Required work:
Say how many lines contain "should", using only the number.

Task inputs:
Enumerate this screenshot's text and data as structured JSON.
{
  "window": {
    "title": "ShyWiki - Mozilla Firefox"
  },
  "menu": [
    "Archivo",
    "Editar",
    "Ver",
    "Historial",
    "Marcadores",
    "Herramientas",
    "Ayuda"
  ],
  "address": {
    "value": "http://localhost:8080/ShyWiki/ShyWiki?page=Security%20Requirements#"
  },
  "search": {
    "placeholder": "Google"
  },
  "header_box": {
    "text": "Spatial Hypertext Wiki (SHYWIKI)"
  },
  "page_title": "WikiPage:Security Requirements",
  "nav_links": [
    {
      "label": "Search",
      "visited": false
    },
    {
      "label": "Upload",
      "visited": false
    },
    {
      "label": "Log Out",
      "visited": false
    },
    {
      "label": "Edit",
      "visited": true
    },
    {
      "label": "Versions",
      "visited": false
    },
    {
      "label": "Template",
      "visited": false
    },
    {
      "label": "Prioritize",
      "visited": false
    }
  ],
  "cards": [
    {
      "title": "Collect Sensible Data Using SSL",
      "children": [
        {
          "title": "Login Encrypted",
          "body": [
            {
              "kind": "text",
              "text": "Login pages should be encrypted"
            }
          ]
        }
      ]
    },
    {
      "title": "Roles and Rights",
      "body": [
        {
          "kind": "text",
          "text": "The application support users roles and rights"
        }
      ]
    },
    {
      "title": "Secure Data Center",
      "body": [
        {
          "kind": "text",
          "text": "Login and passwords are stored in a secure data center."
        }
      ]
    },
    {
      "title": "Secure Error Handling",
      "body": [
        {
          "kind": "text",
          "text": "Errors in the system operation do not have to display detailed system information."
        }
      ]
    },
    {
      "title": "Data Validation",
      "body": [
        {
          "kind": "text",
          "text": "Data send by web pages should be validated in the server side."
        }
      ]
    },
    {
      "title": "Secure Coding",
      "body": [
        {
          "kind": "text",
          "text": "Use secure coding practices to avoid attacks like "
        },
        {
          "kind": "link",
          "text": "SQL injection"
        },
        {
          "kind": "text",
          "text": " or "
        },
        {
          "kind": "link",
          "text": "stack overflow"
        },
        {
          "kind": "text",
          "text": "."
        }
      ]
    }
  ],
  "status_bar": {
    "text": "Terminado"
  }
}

Written solution:
2